• _Instructions to follow_: Write out every line of the records below word for word, changing nothing.

• _Record extracts_:

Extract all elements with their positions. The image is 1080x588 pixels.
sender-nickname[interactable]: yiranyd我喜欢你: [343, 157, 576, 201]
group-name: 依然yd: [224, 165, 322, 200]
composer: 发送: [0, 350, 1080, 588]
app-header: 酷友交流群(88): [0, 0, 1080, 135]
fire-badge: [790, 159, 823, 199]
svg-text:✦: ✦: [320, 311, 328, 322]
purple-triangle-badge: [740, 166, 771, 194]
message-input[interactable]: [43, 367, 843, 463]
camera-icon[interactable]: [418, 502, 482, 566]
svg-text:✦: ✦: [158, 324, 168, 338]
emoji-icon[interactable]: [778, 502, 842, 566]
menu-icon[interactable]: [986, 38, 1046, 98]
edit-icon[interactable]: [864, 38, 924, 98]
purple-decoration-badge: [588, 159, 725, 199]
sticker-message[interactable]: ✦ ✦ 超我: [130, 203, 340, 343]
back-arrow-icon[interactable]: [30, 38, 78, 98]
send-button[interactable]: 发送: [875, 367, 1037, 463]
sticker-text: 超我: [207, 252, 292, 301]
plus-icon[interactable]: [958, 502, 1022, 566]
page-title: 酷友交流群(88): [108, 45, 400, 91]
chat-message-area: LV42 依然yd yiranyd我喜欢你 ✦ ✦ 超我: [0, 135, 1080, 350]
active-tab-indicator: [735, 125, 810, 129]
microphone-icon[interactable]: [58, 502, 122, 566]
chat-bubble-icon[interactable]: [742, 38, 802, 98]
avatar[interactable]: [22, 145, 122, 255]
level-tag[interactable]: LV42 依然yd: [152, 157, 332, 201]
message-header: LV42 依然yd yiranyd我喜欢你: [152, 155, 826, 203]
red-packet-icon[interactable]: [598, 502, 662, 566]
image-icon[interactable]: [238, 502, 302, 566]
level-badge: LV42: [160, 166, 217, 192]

• _Solution to this exercise_:
Extract all elements with their positions. The image is 1080x588 pixels.
sender-nickname[interactable]: yiranyd我喜欢你: [343, 157, 576, 201]
group-name: 依然yd: [224, 165, 322, 200]
composer: 发送: [0, 350, 1080, 588]
app-header: 酷友交流群(88): [0, 0, 1080, 135]
fire-badge: [790, 159, 823, 199]
svg-text:✦: ✦: [320, 311, 328, 322]
purple-triangle-badge: [740, 166, 771, 194]
message-input[interactable]: [43, 367, 843, 463]
camera-icon[interactable]: [418, 502, 482, 566]
svg-text:✦: ✦: [158, 324, 168, 338]
emoji-icon[interactable]: [778, 502, 842, 566]
menu-icon[interactable]: [986, 38, 1046, 98]
edit-icon[interactable]: [864, 38, 924, 98]
purple-decoration-badge: [588, 159, 725, 199]
sticker-message[interactable]: ✦ ✦ 超我: [130, 203, 340, 343]
back-arrow-icon[interactable]: [30, 38, 78, 98]
send-button[interactable]: 发送: [875, 367, 1037, 463]
sticker-text: 超我: [207, 252, 292, 301]
plus-icon[interactable]: [958, 502, 1022, 566]
page-title: 酷友交流群(88): [108, 45, 400, 91]
chat-message-area: LV42 依然yd yiranyd我喜欢你 ✦ ✦ 超我: [0, 135, 1080, 350]
active-tab-indicator: [735, 125, 810, 129]
microphone-icon[interactable]: [58, 502, 122, 566]
chat-bubble-icon[interactable]: [742, 38, 802, 98]
avatar[interactable]: [22, 145, 122, 255]
level-tag[interactable]: LV42 依然yd: [152, 157, 332, 201]
message-header: LV42 依然yd yiranyd我喜欢你: [152, 155, 826, 203]
red-packet-icon[interactable]: [598, 502, 662, 566]
image-icon[interactable]: [238, 502, 302, 566]
level-badge: LV42: [160, 166, 217, 192]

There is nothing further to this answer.